--- DIRECTIONS ---
A – Name everything the passage about NTT and INDYCAR says NTT will serve as official technology partner of.
B – Write the next part of the passage about NTT and INDYCAR, starting after its last sentence.

--- PAGE TEXT ---

NTT agreed with McCain’s email assessment that INDYCAR was a “super opportunity to move forward,” Okuno said.

“We’re trying to move forward in international technology and this was very right timing, (McCain) was thinking,” Okuno said of the email. “Very frankly, it was whether I believe it or not. I believed this should be a huge opportunity to move forward along with INDYCAR.”

NTT will also be the official technology partner of INDYCAR, the NTT IndyCar Series, Indianapolis Motor Speedway, the Indianapolis 500 and NASCAR’s Brickyard 400.

Okuno previously had the opportunity to meet 2017 Indianapolis 500 winner Takuma Sato, the first Asian driver to win “The Greatest Spectacle in Racing.” Sato’s passion for racing in the series resonated.

“I respect him,” Okuno said of Sato. “He drove into a new world, a frontier. He had to open his own way to go and he won the Indy 500. His remark was very special to me, that he saw something very special and totally different after he won the Indy 500.

--- DATA EXTRACTS ---
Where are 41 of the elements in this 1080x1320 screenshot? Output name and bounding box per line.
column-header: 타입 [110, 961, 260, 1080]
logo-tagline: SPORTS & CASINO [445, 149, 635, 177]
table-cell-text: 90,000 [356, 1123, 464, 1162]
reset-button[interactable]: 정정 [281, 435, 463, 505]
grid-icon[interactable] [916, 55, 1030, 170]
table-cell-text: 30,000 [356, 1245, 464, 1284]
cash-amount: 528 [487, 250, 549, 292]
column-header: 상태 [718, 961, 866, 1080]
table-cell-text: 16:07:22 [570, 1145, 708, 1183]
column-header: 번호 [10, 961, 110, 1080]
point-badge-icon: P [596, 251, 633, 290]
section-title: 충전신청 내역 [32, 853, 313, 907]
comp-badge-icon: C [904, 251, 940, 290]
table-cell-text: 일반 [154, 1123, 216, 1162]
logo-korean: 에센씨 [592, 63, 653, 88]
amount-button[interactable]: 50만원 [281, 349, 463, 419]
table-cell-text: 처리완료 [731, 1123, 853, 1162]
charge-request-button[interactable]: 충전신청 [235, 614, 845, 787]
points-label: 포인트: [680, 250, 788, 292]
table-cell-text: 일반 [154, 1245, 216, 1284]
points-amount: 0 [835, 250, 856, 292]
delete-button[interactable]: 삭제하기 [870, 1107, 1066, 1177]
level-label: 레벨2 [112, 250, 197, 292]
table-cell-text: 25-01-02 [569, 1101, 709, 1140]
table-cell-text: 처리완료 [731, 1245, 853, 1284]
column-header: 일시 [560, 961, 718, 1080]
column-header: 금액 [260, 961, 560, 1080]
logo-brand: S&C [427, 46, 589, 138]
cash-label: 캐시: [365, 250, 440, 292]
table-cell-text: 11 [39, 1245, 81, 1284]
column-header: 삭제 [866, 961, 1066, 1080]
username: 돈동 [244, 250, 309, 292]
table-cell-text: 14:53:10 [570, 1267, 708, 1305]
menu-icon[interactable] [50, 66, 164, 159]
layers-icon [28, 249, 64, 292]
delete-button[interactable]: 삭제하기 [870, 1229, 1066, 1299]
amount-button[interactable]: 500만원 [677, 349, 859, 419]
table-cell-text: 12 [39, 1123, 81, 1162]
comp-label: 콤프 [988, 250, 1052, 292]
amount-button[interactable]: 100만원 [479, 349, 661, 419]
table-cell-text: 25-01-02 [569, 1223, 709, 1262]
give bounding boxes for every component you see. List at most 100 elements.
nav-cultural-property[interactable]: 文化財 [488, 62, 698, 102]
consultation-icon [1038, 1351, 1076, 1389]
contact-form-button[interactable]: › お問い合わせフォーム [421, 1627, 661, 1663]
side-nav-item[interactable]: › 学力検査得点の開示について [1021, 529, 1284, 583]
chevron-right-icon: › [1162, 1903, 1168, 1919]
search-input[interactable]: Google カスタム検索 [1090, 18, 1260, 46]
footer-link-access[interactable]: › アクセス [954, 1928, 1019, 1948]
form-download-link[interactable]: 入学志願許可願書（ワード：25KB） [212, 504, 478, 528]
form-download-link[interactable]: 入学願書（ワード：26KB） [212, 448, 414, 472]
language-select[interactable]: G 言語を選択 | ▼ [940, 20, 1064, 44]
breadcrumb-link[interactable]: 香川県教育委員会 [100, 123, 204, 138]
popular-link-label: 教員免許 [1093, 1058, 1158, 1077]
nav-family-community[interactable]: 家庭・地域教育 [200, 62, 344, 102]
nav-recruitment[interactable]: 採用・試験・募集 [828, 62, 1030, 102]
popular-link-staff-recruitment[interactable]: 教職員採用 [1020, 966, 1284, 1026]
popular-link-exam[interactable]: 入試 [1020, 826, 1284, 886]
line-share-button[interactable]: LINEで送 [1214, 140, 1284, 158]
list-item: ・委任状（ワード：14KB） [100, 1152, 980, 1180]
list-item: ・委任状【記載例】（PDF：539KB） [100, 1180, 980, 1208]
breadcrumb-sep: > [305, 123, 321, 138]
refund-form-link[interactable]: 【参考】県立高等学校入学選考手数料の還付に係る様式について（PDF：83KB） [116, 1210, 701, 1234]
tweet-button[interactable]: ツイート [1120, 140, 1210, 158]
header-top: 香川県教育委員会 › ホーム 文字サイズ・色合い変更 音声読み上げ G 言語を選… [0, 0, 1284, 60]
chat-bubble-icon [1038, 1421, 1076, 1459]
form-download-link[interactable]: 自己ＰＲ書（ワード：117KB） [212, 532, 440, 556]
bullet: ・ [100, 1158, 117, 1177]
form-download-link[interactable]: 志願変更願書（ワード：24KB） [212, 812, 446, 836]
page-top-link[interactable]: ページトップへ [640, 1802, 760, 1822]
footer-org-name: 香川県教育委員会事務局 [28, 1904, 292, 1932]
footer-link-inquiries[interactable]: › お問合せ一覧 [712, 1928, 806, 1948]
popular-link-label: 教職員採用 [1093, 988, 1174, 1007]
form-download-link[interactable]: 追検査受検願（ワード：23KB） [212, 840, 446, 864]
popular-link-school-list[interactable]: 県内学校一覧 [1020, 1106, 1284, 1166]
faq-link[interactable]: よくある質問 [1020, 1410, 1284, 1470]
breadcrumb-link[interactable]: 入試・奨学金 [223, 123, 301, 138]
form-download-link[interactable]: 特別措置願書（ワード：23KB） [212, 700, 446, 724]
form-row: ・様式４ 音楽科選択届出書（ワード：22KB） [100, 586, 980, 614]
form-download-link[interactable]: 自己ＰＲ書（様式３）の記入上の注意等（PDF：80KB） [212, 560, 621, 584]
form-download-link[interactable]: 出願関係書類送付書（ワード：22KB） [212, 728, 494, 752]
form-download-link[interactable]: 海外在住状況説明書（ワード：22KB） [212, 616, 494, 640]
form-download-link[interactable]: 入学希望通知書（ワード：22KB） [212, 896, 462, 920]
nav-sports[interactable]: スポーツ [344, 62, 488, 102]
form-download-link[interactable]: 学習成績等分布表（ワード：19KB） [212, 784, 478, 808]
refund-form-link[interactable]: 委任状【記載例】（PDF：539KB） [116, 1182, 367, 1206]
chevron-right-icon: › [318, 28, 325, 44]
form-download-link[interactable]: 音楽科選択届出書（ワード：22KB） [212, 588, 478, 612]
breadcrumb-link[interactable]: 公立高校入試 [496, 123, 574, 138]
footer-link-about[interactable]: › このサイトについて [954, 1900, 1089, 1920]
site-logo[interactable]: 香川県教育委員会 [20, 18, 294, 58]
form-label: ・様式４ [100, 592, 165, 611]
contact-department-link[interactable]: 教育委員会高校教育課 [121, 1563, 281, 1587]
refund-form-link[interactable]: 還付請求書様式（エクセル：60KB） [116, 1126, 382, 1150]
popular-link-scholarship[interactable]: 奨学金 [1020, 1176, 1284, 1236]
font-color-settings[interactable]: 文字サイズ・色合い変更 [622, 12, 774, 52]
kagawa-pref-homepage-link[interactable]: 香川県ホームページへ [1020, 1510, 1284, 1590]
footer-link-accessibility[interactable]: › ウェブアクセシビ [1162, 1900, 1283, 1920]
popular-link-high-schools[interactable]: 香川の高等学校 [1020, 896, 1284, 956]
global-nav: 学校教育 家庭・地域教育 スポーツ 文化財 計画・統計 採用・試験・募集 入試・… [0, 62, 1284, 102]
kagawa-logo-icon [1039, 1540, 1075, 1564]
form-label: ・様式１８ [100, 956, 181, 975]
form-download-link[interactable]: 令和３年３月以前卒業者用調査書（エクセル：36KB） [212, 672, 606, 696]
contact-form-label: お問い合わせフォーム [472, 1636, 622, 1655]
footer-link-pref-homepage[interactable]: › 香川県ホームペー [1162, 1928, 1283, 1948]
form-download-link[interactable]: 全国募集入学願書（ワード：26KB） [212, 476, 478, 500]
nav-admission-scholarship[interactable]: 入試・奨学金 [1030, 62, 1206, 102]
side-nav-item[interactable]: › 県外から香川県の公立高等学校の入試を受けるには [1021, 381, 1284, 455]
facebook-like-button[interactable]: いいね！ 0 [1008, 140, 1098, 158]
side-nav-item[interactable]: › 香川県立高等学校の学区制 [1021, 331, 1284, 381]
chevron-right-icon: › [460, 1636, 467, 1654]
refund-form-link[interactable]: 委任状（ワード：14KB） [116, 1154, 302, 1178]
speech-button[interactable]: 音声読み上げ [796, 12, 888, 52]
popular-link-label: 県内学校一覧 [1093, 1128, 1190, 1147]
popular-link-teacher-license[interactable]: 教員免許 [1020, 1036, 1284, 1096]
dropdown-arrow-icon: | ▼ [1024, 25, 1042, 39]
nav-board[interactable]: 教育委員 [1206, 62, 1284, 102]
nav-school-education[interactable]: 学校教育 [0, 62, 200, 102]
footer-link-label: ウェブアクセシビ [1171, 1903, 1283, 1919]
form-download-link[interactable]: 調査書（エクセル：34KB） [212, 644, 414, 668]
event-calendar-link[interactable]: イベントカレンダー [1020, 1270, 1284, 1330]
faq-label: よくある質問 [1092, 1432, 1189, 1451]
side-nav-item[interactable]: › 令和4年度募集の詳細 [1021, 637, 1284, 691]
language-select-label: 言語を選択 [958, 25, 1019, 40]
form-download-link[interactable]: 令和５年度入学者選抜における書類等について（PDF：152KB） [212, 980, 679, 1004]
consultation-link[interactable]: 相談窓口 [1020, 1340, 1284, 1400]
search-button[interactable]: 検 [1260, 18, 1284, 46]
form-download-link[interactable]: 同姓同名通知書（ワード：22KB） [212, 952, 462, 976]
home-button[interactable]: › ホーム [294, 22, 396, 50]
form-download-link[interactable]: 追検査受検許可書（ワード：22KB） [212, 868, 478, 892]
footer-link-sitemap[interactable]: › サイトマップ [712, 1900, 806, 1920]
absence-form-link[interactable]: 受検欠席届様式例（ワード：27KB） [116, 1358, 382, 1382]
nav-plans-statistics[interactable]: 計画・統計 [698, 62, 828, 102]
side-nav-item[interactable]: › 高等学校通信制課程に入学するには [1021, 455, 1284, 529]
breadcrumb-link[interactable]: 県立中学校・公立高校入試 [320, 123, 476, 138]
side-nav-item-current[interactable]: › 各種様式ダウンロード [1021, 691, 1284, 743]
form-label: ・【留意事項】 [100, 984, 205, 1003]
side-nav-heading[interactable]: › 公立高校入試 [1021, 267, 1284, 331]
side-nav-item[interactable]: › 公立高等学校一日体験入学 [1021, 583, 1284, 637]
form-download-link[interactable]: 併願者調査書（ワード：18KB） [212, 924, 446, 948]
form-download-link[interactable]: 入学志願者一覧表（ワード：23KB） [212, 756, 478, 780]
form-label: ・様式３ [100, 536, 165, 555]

--- ANSWERS FOR THIS EXERCISE ---
A – INDYCAR, the NTT IndyCar Series, Indianapolis Motor Speedway, the Indianapolis 500, NASCAR’s Brickyard 400

B –
“To me, it’s very special. My motivation as a business person with NTT is I want to make our business more global, more growing for the people and the company and the society. We needed that strong will and that passion.”

NTT DATA, with headquarters in Plano, Texas, initially expressed interested in doing more in the series when its chief financial officer, David Croxville, reached out to Chip Ganassi Racing executive Doug Duchardt. That led to a meeting with Miles and Frye during the weekend of the season-ending INDYCAR Grand Prix of Sonoma in mid-September.

“It really didn’t start talking about the larger opportunity until we went to Indy and met with them a second time to talk about kind of the art of the possible on what we could do from a technology standpoint,” Croxville said.

NTT DATA CEO Bob Pryor, who like Croxville attended last week’s announcement, admitted INDYCAR was one of the several options considered in this mission to advance parent company NTT.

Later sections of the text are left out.